» **Your goal**
Transcribe the full listing exactly, and drop every picture.

────────────────────

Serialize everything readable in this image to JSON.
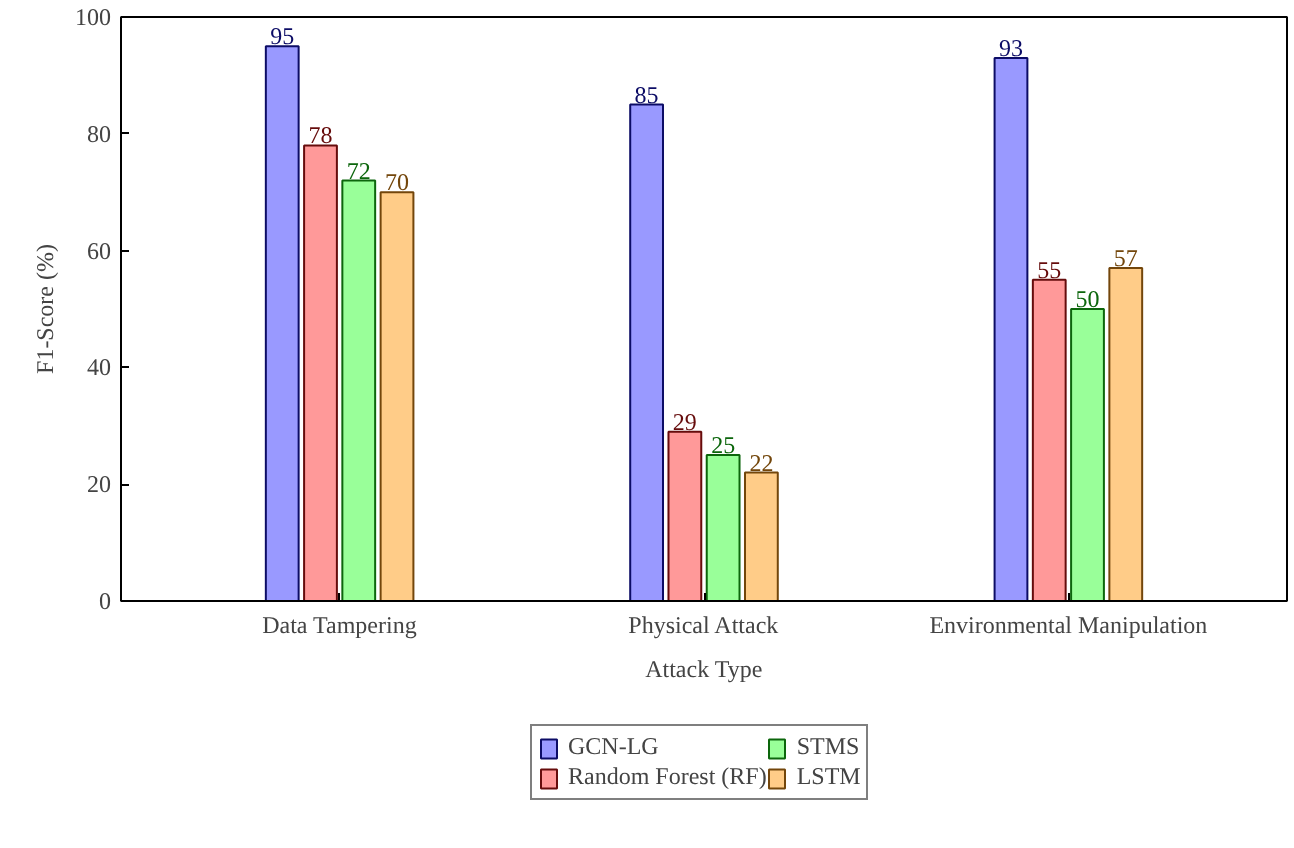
{
  "chart_data": {
    "type": "bar",
    "xlabel": "Attack Type",
    "ylabel": "F1-Score (%)",
    "categories": [
      "Data Tampering",
      "Physical Attack",
      "Environmental Manipulation"
    ],
    "series": [
      {
        "name": "GCN-LG",
        "color": "#9999ff",
        "values": [
          95,
          85,
          93
        ]
      },
      {
        "name": "Random Forest (RF)",
        "color": "#ff9999",
        "values": [
          78,
          29,
          55
        ]
      },
      {
        "name": "STMS",
        "color": "#99ff99",
        "values": [
          72,
          25,
          50
        ]
      },
      {
        "name": "LSTM",
        "color": "#ffcc88",
        "values": [
          70,
          22,
          57
        ]
      }
    ],
    "ylim": [
      0,
      100
    ],
    "yticks": [
      0,
      20,
      40,
      60,
      80,
      100
    ],
    "grid": false,
    "data_labels": true,
    "legend": "bottom"
  }
}
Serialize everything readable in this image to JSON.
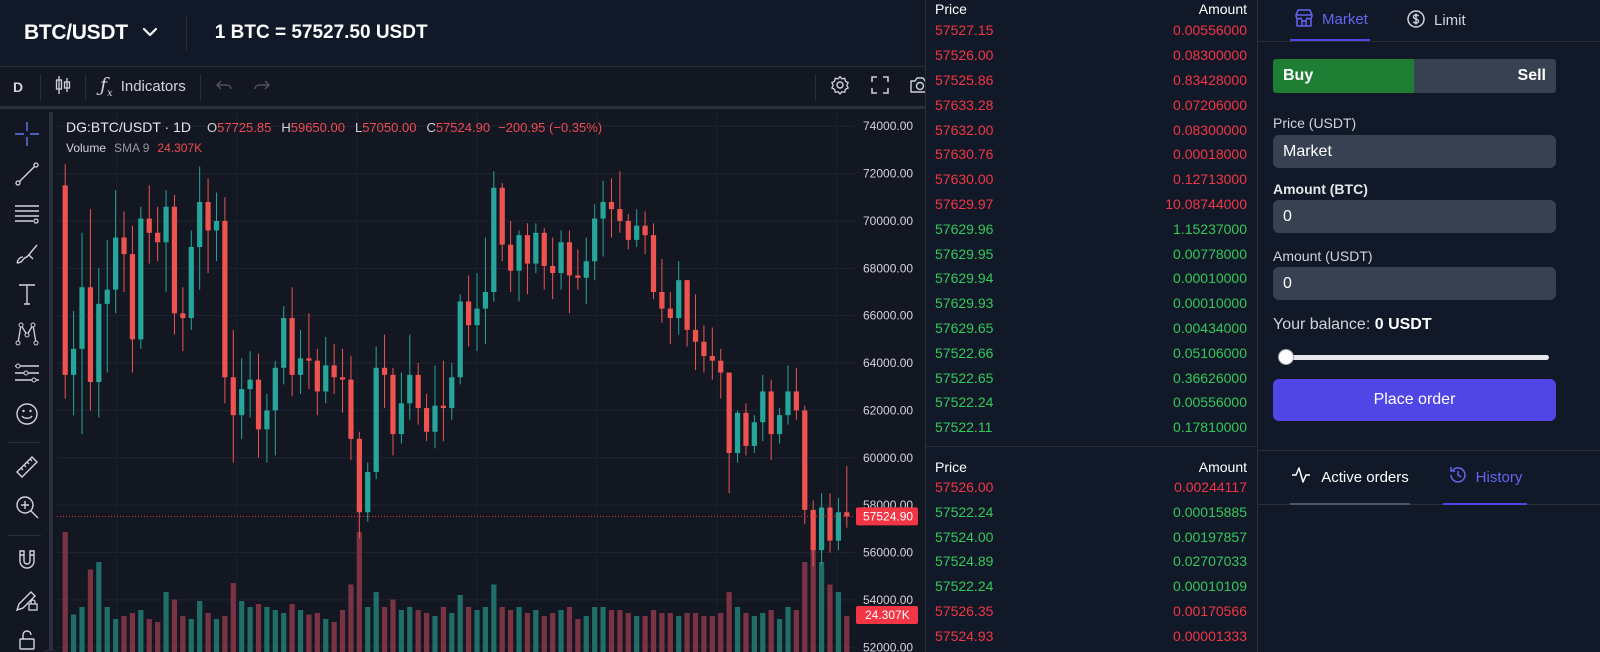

────────────────────

» **Completed exercise**
Serialize everything readable in this image to JSON.
{
  "chart_data": {
    "type": "bar",
    "xlabel": "Attack Type",
    "ylabel": "F1-Score (%)",
    "categories": [
      "Data Tampering",
      "Physical Attack",
      "Environmental Manipulation"
    ],
    "series": [
      {
        "name": "GCN-LG",
        "color": "#9999ff",
        "values": [
          95,
          85,
          93
        ]
      },
      {
        "name": "Random Forest (RF)",
        "color": "#ff9999",
        "values": [
          78,
          29,
          55
        ]
      },
      {
        "name": "STMS",
        "color": "#99ff99",
        "values": [
          72,
          25,
          50
        ]
      },
      {
        "name": "LSTM",
        "color": "#ffcc88",
        "values": [
          70,
          22,
          57
        ]
      }
    ],
    "ylim": [
      0,
      100
    ],
    "yticks": [
      0,
      20,
      40,
      60,
      80,
      100
    ],
    "grid": false,
    "data_labels": true,
    "legend": "bottom"
  }
}
Serialize everything readable in this image to JSON.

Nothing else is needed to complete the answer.